[Layout annotation records]
○ ○ ○ ○
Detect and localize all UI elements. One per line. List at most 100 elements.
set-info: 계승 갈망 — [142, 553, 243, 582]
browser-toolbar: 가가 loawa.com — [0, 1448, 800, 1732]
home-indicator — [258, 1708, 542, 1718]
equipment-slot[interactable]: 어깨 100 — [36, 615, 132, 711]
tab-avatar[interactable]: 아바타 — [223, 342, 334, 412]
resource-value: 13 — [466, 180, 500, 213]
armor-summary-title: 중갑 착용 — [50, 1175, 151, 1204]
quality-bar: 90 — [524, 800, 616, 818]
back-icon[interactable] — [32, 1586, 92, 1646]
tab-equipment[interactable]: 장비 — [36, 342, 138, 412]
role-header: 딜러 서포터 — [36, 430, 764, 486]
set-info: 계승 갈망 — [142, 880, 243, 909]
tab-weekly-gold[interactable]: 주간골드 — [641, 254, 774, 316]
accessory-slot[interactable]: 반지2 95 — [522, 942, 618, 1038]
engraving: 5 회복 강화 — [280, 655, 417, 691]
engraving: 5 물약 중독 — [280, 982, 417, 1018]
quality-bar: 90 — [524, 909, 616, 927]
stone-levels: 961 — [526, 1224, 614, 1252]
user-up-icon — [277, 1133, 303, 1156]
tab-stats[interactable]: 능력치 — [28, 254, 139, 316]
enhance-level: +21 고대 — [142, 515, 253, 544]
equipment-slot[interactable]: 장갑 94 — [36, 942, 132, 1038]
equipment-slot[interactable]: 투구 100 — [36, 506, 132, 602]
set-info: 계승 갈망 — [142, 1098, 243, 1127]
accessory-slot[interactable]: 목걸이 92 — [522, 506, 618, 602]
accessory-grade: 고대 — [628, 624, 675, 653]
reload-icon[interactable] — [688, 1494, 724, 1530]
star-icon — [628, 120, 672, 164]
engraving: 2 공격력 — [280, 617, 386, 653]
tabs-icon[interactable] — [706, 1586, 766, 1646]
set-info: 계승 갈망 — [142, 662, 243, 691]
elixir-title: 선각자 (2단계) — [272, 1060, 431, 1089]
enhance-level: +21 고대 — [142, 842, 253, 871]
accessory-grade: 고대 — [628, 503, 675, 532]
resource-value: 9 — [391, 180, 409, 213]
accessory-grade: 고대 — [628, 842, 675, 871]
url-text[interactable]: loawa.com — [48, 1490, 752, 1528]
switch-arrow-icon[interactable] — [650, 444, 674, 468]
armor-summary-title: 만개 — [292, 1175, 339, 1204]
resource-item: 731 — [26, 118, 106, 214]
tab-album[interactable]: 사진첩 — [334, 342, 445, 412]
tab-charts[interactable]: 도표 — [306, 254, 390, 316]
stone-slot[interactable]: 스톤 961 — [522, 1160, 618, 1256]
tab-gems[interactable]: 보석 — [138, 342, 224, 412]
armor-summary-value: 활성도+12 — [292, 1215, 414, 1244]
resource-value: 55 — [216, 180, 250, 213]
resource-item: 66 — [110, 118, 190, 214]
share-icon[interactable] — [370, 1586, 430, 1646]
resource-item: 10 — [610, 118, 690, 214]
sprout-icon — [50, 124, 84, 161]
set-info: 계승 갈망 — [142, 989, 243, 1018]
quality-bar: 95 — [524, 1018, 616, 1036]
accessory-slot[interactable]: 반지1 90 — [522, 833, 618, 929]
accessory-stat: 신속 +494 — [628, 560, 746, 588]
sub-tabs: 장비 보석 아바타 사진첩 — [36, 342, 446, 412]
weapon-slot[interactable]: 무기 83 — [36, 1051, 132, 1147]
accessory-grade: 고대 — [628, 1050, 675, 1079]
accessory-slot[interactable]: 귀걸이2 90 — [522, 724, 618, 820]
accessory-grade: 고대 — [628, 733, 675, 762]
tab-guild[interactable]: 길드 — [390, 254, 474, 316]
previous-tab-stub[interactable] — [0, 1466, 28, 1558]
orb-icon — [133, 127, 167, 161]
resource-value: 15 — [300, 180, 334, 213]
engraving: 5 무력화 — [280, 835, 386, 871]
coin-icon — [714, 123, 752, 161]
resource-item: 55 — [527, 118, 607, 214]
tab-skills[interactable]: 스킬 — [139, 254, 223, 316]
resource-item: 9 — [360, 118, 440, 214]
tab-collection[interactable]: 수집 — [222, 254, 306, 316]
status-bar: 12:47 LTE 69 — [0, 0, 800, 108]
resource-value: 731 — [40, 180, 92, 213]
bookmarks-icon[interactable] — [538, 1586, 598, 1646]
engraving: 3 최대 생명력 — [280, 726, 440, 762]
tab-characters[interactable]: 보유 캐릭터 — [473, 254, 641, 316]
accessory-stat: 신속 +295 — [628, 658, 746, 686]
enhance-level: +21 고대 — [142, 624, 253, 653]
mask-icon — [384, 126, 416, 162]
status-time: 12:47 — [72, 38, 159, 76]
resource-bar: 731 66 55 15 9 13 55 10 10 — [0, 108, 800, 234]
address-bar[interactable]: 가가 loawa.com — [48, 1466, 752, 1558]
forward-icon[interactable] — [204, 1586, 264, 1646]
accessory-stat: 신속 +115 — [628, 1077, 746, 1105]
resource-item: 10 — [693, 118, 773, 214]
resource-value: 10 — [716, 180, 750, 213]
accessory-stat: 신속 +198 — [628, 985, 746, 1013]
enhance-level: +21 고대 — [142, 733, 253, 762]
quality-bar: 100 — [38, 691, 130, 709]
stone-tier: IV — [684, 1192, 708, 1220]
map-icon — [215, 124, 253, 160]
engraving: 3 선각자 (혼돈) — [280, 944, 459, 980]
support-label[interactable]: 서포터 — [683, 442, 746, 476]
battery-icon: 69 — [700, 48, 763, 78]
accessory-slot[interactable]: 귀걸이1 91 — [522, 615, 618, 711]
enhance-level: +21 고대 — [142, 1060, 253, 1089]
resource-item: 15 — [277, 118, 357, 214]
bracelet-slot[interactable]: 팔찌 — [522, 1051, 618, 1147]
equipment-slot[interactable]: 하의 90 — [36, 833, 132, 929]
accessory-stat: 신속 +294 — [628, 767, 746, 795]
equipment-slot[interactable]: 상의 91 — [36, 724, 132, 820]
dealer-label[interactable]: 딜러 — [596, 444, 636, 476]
○ ○ ○ ○
* **OBJECTIVE**:
Rewrite all of the data above, switching every "set-info" to "set-bonus" and leaving everything else unchanged.

* **REPLY**:
Detect and localize all UI elements. One per line. List at most 100 elements.
set-bonus: 계승 갈망 — [142, 553, 243, 582]
browser-toolbar: 가가 loawa.com — [0, 1448, 800, 1732]
home-indicator — [258, 1708, 542, 1718]
equipment-slot[interactable]: 어깨 100 — [36, 615, 132, 711]
tab-avatar[interactable]: 아바타 — [223, 342, 334, 412]
resource-value: 13 — [466, 180, 500, 213]
armor-summary-title: 중갑 착용 — [50, 1175, 151, 1204]
quality-bar: 90 — [524, 800, 616, 818]
back-icon[interactable] — [32, 1586, 92, 1646]
tab-equipment[interactable]: 장비 — [36, 342, 138, 412]
role-header: 딜러 서포터 — [36, 430, 764, 486]
set-bonus: 계승 갈망 — [142, 880, 243, 909]
tab-weekly-gold[interactable]: 주간골드 — [641, 254, 774, 316]
accessory-slot[interactable]: 반지2 95 — [522, 942, 618, 1038]
engraving: 5 회복 강화 — [280, 655, 417, 691]
engraving: 5 물약 중독 — [280, 982, 417, 1018]
quality-bar: 90 — [524, 909, 616, 927]
stone-levels: 961 — [526, 1224, 614, 1252]
user-up-icon — [277, 1133, 303, 1156]
tab-stats[interactable]: 능력치 — [28, 254, 139, 316]
enhance-level: +21 고대 — [142, 515, 253, 544]
equipment-slot[interactable]: 장갑 94 — [36, 942, 132, 1038]
equipment-slot[interactable]: 투구 100 — [36, 506, 132, 602]
set-bonus: 계승 갈망 — [142, 1098, 243, 1127]
accessory-slot[interactable]: 목걸이 92 — [522, 506, 618, 602]
accessory-grade: 고대 — [628, 624, 675, 653]
reload-icon[interactable] — [688, 1494, 724, 1530]
star-icon — [628, 120, 672, 164]
engraving: 2 공격력 — [280, 617, 386, 653]
tabs-icon[interactable] — [706, 1586, 766, 1646]
set-bonus: 계승 갈망 — [142, 662, 243, 691]
elixir-title: 선각자 (2단계) — [272, 1060, 431, 1089]
enhance-level: +21 고대 — [142, 842, 253, 871]
accessory-grade: 고대 — [628, 503, 675, 532]
resource-value: 9 — [391, 180, 409, 213]
accessory-grade: 고대 — [628, 842, 675, 871]
url-text[interactable]: loawa.com — [48, 1490, 752, 1528]
switch-arrow-icon[interactable] — [650, 444, 674, 468]
armor-summary-title: 만개 — [292, 1175, 339, 1204]
resource-item: 731 — [26, 118, 106, 214]
tab-album[interactable]: 사진첩 — [334, 342, 445, 412]
tab-charts[interactable]: 도표 — [306, 254, 390, 316]
stone-slot[interactable]: 스톤 961 — [522, 1160, 618, 1256]
tab-gems[interactable]: 보석 — [138, 342, 224, 412]
armor-summary-value: 활성도+12 — [292, 1215, 414, 1244]
resource-value: 55 — [216, 180, 250, 213]
resource-item: 66 — [110, 118, 190, 214]
share-icon[interactable] — [370, 1586, 430, 1646]
resource-item: 10 — [610, 118, 690, 214]
sprout-icon — [50, 124, 84, 161]
set-bonus: 계승 갈망 — [142, 989, 243, 1018]
quality-bar: 95 — [524, 1018, 616, 1036]
accessory-slot[interactable]: 반지1 90 — [522, 833, 618, 929]
accessory-stat: 신속 +494 — [628, 560, 746, 588]
sub-tabs: 장비 보석 아바타 사진첩 — [36, 342, 446, 412]
weapon-slot[interactable]: 무기 83 — [36, 1051, 132, 1147]
accessory-grade: 고대 — [628, 1050, 675, 1079]
accessory-slot[interactable]: 귀걸이2 90 — [522, 724, 618, 820]
accessory-grade: 고대 — [628, 733, 675, 762]
tab-guild[interactable]: 길드 — [390, 254, 474, 316]
previous-tab-stub[interactable] — [0, 1466, 28, 1558]
orb-icon — [133, 127, 167, 161]
resource-value: 15 — [300, 180, 334, 213]
engraving: 5 무력화 — [280, 835, 386, 871]
coin-icon — [714, 123, 752, 161]
resource-item: 55 — [527, 118, 607, 214]
tab-skills[interactable]: 스킬 — [139, 254, 223, 316]
resource-item: 9 — [360, 118, 440, 214]
tab-collection[interactable]: 수집 — [222, 254, 306, 316]
status-bar: 12:47 LTE 69 — [0, 0, 800, 108]
resource-value: 731 — [40, 180, 92, 213]
bookmarks-icon[interactable] — [538, 1586, 598, 1646]
engraving: 3 최대 생명력 — [280, 726, 440, 762]
tab-characters[interactable]: 보유 캐릭터 — [473, 254, 641, 316]
accessory-stat: 신속 +295 — [628, 658, 746, 686]
enhance-level: +21 고대 — [142, 624, 253, 653]
mask-icon — [384, 126, 416, 162]
status-time: 12:47 — [72, 38, 159, 76]
resource-bar: 731 66 55 15 9 13 55 10 10 — [0, 108, 800, 234]
address-bar[interactable]: 가가 loawa.com — [48, 1466, 752, 1558]
forward-icon[interactable] — [204, 1586, 264, 1646]
accessory-stat: 신속 +115 — [628, 1077, 746, 1105]
resource-item: 10 — [693, 118, 773, 214]
resource-value: 10 — [716, 180, 750, 213]
accessory-stat: 신속 +198 — [628, 985, 746, 1013]
enhance-level: +21 고대 — [142, 733, 253, 762]
quality-bar: 100 — [38, 691, 130, 709]
stone-tier: IV — [684, 1192, 708, 1220]
map-icon — [215, 124, 253, 160]
engraving: 3 선각자 (혼돈) — [280, 944, 459, 980]
support-label[interactable]: 서포터 — [683, 442, 746, 476]
battery-icon: 69 — [700, 48, 763, 78]
accessory-slot[interactable]: 귀걸이1 91 — [522, 615, 618, 711]
enhance-level: +21 고대 — [142, 1060, 253, 1089]
resource-item: 15 — [277, 118, 357, 214]
bracelet-slot[interactable]: 팔찌 — [522, 1051, 618, 1147]
equipment-slot[interactable]: 하의 90 — [36, 833, 132, 929]
accessory-stat: 신속 +294 — [628, 767, 746, 795]
equipment-slot[interactable]: 상의 91 — [36, 724, 132, 820]
dealer-label[interactable]: 딜러 — [596, 444, 636, 476]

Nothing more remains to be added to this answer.